* BEGIN PROVIDED INFORMATION *

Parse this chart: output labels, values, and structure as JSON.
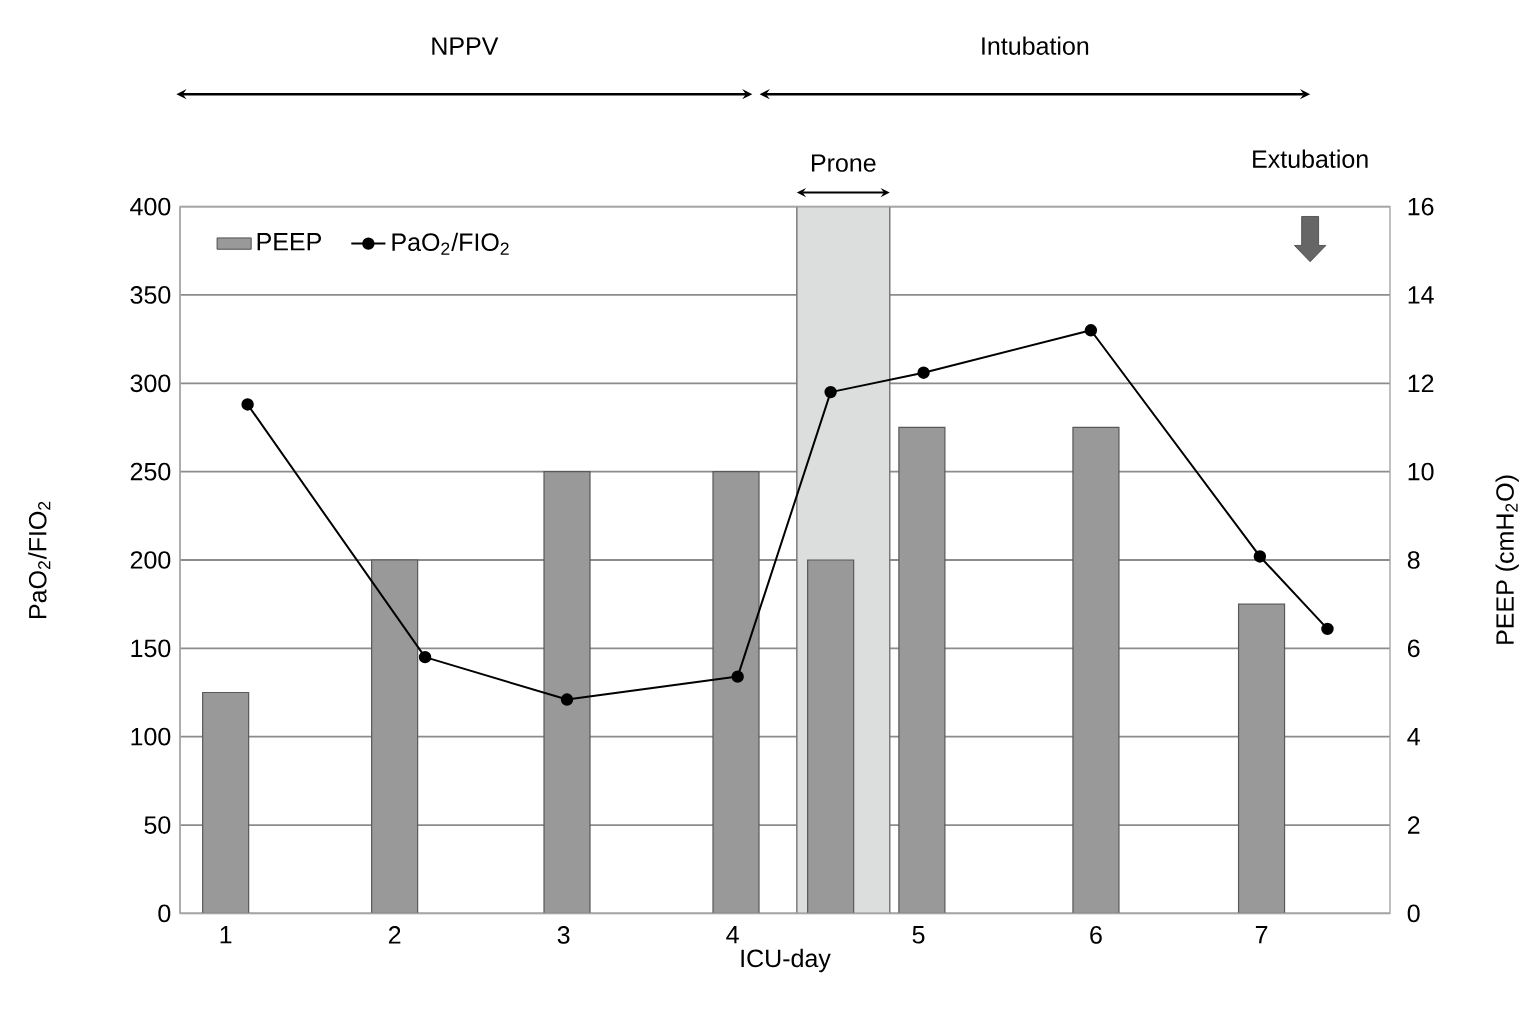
{
  "chart_data": {
    "type": "bar",
    "xlabel": "ICU-day",
    "ylabel": "PaO$_{2}$/FIO$_{2}$",
    "y2label": "PEEP (cmH$_{2}$O)",
    "xlim": [
      0.73,
      7.89
    ],
    "xticks": [
      1,
      2,
      3,
      4,
      {
        "value": 5.1,
        "label": "5"
      },
      {
        "value": 6.15,
        "label": "6"
      },
      {
        "value": 7.13,
        "label": "7"
      }
    ],
    "ylim": [
      0,
      400
    ],
    "yticks": [
      0,
      50,
      100,
      150,
      200,
      250,
      300,
      350,
      400
    ],
    "y2lim": [
      0,
      16
    ],
    "y2ticks": [
      0,
      2,
      4,
      6,
      8,
      10,
      12,
      14,
      16
    ],
    "series": [
      {
        "name": "PEEP",
        "axis": "y2",
        "color": "#999999",
        "x": [
          1,
          2,
          3.02,
          4.02,
          4.58,
          5.12,
          6.15,
          7.13
        ],
        "values": [
          5,
          8,
          10,
          10,
          8,
          11,
          11,
          7
        ]
      },
      {
        "name": "PaO$_{2}$/FIO$_{2}$",
        "type": "line",
        "color": "#000000",
        "x": [
          1.13,
          2.18,
          3.02,
          4.03,
          4.58,
          5.13,
          6.12,
          7.12,
          7.52
        ],
        "values": [
          288,
          145,
          121,
          134,
          295,
          306,
          330,
          202,
          161
        ]
      }
    ],
    "bands": [
      {
        "axis": "x",
        "from": 4.38,
        "to": 4.93,
        "label": "Prone",
        "color": "#dcdddd"
      }
    ],
    "annotations": [
      "NPPV",
      "Intubation",
      "Extubation"
    ],
    "grid": "y",
    "legend": "top left",
    "marker": "circle"
  }
}
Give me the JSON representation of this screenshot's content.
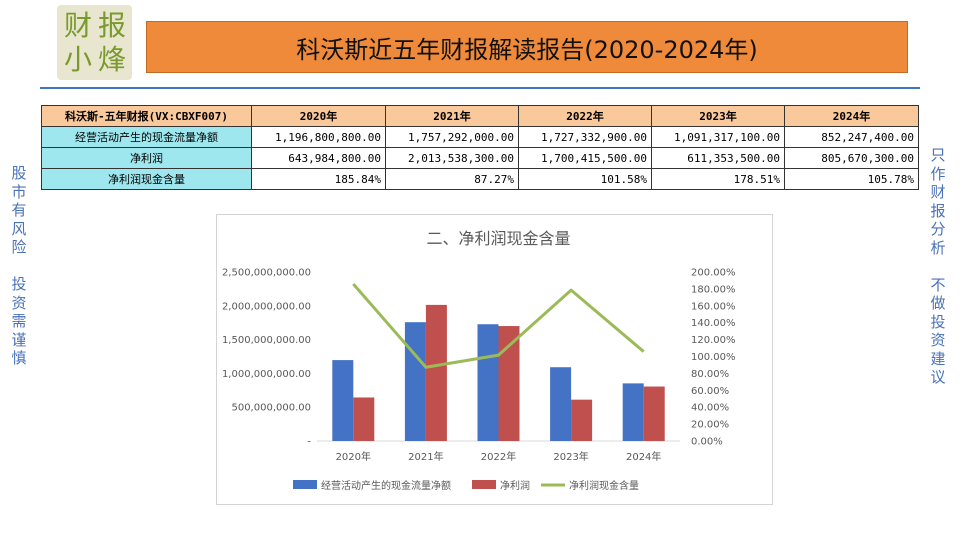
{
  "logo": {
    "chars": [
      "财",
      "报",
      "小",
      "烽"
    ]
  },
  "title": "科沃斯近五年财报解读报告(2020-2024年)",
  "side_left": [
    "股",
    "市",
    "有",
    "风",
    "险",
    "",
    "投",
    "资",
    "需",
    "谨",
    "慎"
  ],
  "side_right": [
    "只",
    "作",
    "财",
    "报",
    "分",
    "析",
    "",
    "不",
    "做",
    "投",
    "资",
    "建",
    "议"
  ],
  "table": {
    "header": [
      "科沃斯-五年财报(VX:CBXF007)",
      "2020年",
      "2021年",
      "2022年",
      "2023年",
      "2024年"
    ],
    "rows": [
      {
        "label": "经营活动产生的现金流量净额",
        "cells": [
          "1,196,800,800.00",
          "1,757,292,000.00",
          "1,727,332,900.00",
          "1,091,317,100.00",
          "852,247,400.00"
        ]
      },
      {
        "label": "净利润",
        "cells": [
          "643,984,800.00",
          "2,013,538,300.00",
          "1,700,415,500.00",
          "611,353,500.00",
          "805,670,300.00"
        ]
      },
      {
        "label": "净利润现金含量",
        "cells": [
          "185.84%",
          "87.27%",
          "101.58%",
          "178.51%",
          "105.78%"
        ]
      }
    ]
  },
  "chart_data": {
    "type": "bar",
    "title": "二、净利润现金含量",
    "categories": [
      "2020年",
      "2021年",
      "2022年",
      "2023年",
      "2024年"
    ],
    "series": [
      {
        "name": "经营活动产生的现金流量净额",
        "type": "bar",
        "axis": "left",
        "color": "#4472c4",
        "values": [
          1196800800,
          1757292000,
          1727332900,
          1091317100,
          852247400
        ]
      },
      {
        "name": "净利润",
        "type": "bar",
        "axis": "left",
        "color": "#c0504d",
        "values": [
          643984800,
          2013538300,
          1700415500,
          611353500,
          805670300
        ]
      },
      {
        "name": "净利润现金含量",
        "type": "line",
        "axis": "right",
        "color": "#9bbb59",
        "values": [
          185.84,
          87.27,
          101.58,
          178.51,
          105.78
        ]
      }
    ],
    "left_ticks": [
      "-",
      "500,000,000.00",
      "1,000,000,000.00",
      "1,500,000,000.00",
      "2,000,000,000.00",
      "2,500,000,000.00"
    ],
    "right_ticks": [
      "0.00%",
      "20.00%",
      "40.00%",
      "60.00%",
      "80.00%",
      "100.00%",
      "120.00%",
      "140.00%",
      "160.00%",
      "180.00%",
      "200.00%"
    ],
    "ylim_left": [
      0,
      2500000000
    ],
    "ylim_right": [
      0,
      200
    ],
    "legend_position": "bottom"
  }
}
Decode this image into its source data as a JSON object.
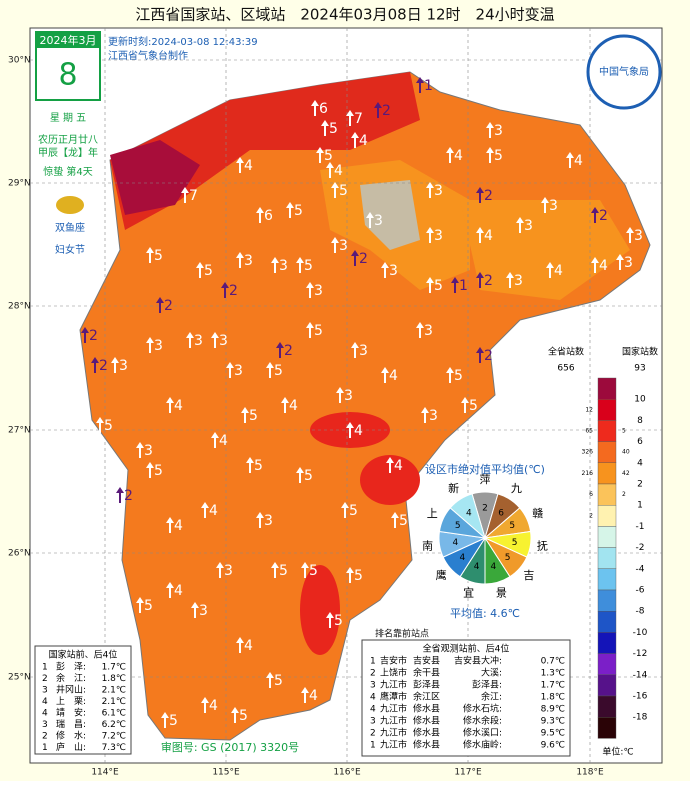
{
  "title": "江西省国家站、区域站　2024年03月08日 12时　24小时变温",
  "calendar": {
    "month": "2024年3月",
    "day": "8",
    "weekday": "星 期 五",
    "lunar": "农历正月廿八",
    "ganzhi": "甲辰【龙】年",
    "solar_term": "惊蛰 第4天",
    "zodiac": "双鱼座",
    "festival": "妇女节"
  },
  "update": "更新时刻:2024-03-08 12:43:39",
  "producer": "江西省气象台制作",
  "logo": "中国气象局",
  "lat_labels": [
    "30°N",
    "29°N",
    "28°N",
    "27°N",
    "26°N",
    "25°N"
  ],
  "lon_labels": [
    "114°E",
    "115°E",
    "116°E",
    "117°E",
    "118°E"
  ],
  "legend": {
    "all_header": "全省站数",
    "all_total": "656",
    "national_header": "国家站数",
    "national_total": "93",
    "levels": [
      "10",
      "8",
      "6",
      "4",
      "2",
      "1",
      "-1",
      "-2",
      "-4",
      "-6",
      "-8",
      "-10",
      "-12",
      "-14",
      "-16",
      "-18"
    ],
    "colors": [
      "#9c0a3c",
      "#d9001b",
      "#ee2a1d",
      "#f46a1f",
      "#f7931e",
      "#fbc35a",
      "#fff2b0",
      "#d6f5e8",
      "#a2e4f0",
      "#6cc3ef",
      "#3f8edb",
      "#1e55c7",
      "#1414b8",
      "#7b1fc8",
      "#56128a",
      "#3a0a2c",
      "#2a0306"
    ],
    "all_counts": [
      "12",
      "65",
      "326",
      "216",
      "6",
      "2"
    ],
    "national_counts": [
      "5",
      "40",
      "42",
      "2"
    ],
    "unit": "单位:℃"
  },
  "pie": {
    "title": "设区市绝对值平均值(℃)",
    "labels": [
      "萍",
      "九",
      "赣",
      "抚",
      "吉",
      "景",
      "宜",
      "鹰",
      "南",
      "上",
      "新"
    ],
    "values": [
      2,
      6,
      5,
      5,
      5,
      4,
      4,
      4,
      4,
      5,
      4
    ],
    "colors": [
      "#9a9a9a",
      "#a5612f",
      "#f0a830",
      "#f7f230",
      "#f09a2a",
      "#3aa83a",
      "#2e8e6e",
      "#2a7fcf",
      "#78b8e8",
      "#5aa6dc",
      "#a6e6f2"
    ],
    "average": "平均值: 4.6℃"
  },
  "ranking_note": "排名靠前站点",
  "national_table": {
    "title": "国家站前、后4位",
    "rows": [
      [
        "1",
        "彭　泽:",
        "1.7℃"
      ],
      [
        "2",
        "余　江:",
        "1.8℃"
      ],
      [
        "3",
        "井冈山:",
        "2.1℃"
      ],
      [
        "4",
        "上　栗:",
        "2.1℃"
      ],
      [
        "4",
        "靖　安:",
        "6.1℃"
      ],
      [
        "3",
        "瑞　昌:",
        "6.2℃"
      ],
      [
        "2",
        "修　水:",
        "7.2℃"
      ],
      [
        "1",
        "庐　山:",
        "7.3℃"
      ]
    ]
  },
  "all_table": {
    "title": "全省观测站前、后4位",
    "rows": [
      [
        "1",
        "吉安市",
        "吉安县",
        "吉安县大冲:",
        "0.7℃"
      ],
      [
        "2",
        "上饶市",
        "余干县",
        "大溪:",
        "1.3℃"
      ],
      [
        "3",
        "九江市",
        "彭泽县",
        "彭泽县:",
        "1.7℃"
      ],
      [
        "4",
        "鹰潭市",
        "余江区",
        "余江:",
        "1.8℃"
      ],
      [
        "4",
        "九江市",
        "修水县",
        "修水石坑:",
        "8.9℃"
      ],
      [
        "3",
        "九江市",
        "修水县",
        "修水余段:",
        "9.3℃"
      ],
      [
        "2",
        "九江市",
        "修水县",
        "修水溪口:",
        "9.5℃"
      ],
      [
        "1",
        "九江市",
        "修水县",
        "修水庙岭:",
        "9.6℃"
      ]
    ]
  },
  "approval": "审图号: GS (2017) 3320号",
  "stations": [
    1,
    2,
    6,
    7,
    5,
    4,
    3,
    4,
    5,
    4,
    4,
    5,
    4,
    5,
    3,
    2,
    3,
    2,
    7,
    6,
    5,
    3,
    3,
    4,
    3,
    3,
    5,
    5,
    3,
    3,
    5,
    3,
    2,
    3,
    5,
    1,
    2,
    3,
    4,
    4,
    3,
    2,
    2,
    3,
    2,
    2,
    3,
    3,
    3,
    3,
    2,
    5,
    3,
    3,
    2,
    3,
    5,
    4,
    5,
    4,
    5,
    4,
    3,
    3,
    5,
    5,
    3,
    4,
    5,
    4,
    5,
    4,
    5,
    2,
    4,
    4,
    3,
    5,
    5,
    4,
    3,
    4,
    5,
    3,
    5,
    5,
    5,
    4,
    5,
    5,
    4,
    5,
    4,
    5
  ]
}
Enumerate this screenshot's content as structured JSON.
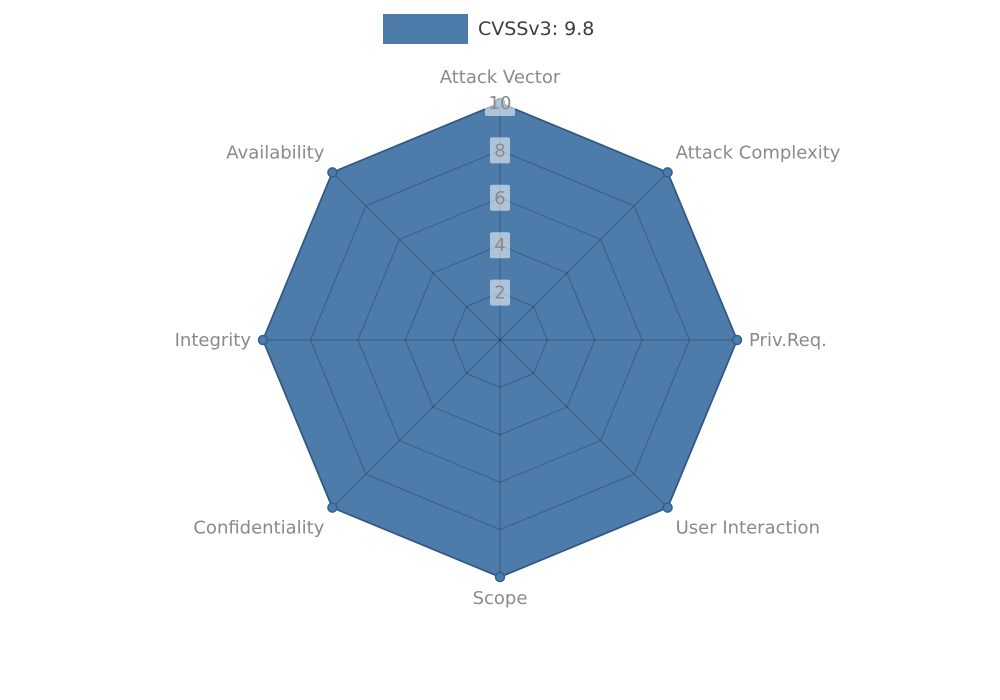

* END PROVIDED INFORMATION *

WHAT THE EXERCISE ASKS:
Take each line of the material that contains the word "name" and list it.

WRITTEN REPLY:
        "name": "PEEP",
        "name": "PaO$_{2}$/FIO$_{2}$",
        "name": "经营活动产生的现金流量净额",
        "name": "净利润",
        "name": "净利润现金含量",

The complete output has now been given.